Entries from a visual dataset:
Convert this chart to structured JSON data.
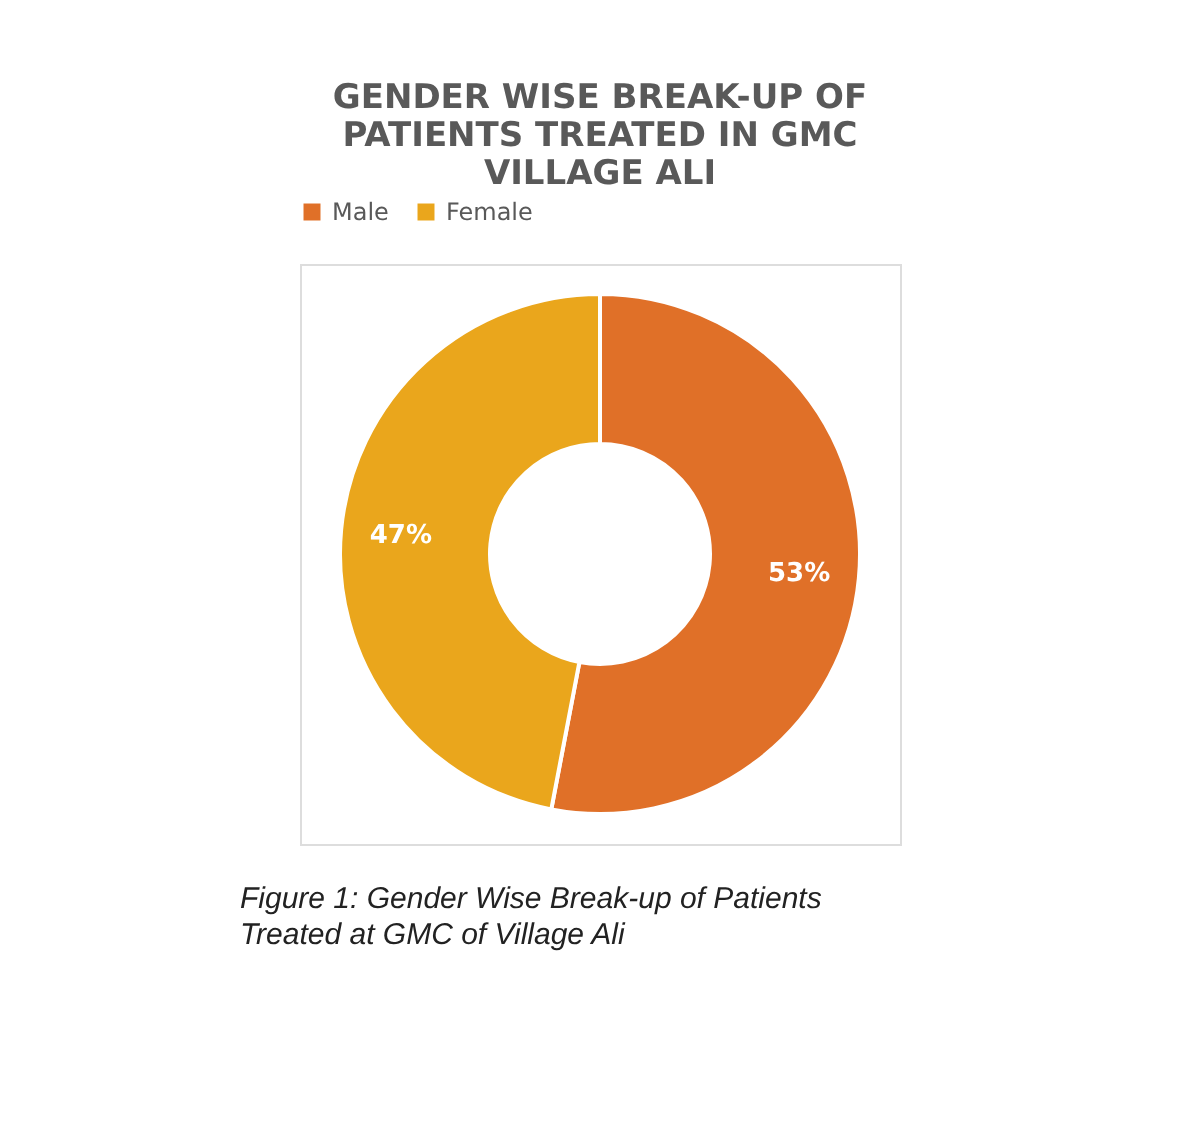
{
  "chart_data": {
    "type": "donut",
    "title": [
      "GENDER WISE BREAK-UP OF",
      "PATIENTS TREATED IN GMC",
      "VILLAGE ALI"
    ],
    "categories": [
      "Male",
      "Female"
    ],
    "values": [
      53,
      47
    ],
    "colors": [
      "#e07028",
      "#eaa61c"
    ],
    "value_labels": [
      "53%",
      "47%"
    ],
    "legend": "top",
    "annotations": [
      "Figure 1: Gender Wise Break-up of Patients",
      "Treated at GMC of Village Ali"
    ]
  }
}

EXERCISE PROMPT. The whole of the data above needs retyping exactly, with pictures omitted.

EXERCISE OUTPUT.
Convert this chart to structured JSON data.
{
  "chart_data": {
    "type": "donut",
    "title": [
      "GENDER WISE BREAK-UP OF",
      "PATIENTS TREATED IN GMC",
      "VILLAGE ALI"
    ],
    "categories": [
      "Male",
      "Female"
    ],
    "values": [
      53,
      47
    ],
    "colors": [
      "#e07028",
      "#eaa61c"
    ],
    "value_labels": [
      "53%",
      "47%"
    ],
    "legend": "top",
    "annotations": [
      "Figure 1: Gender Wise Break-up of Patients",
      "Treated at GMC of Village Ali"
    ]
  }
}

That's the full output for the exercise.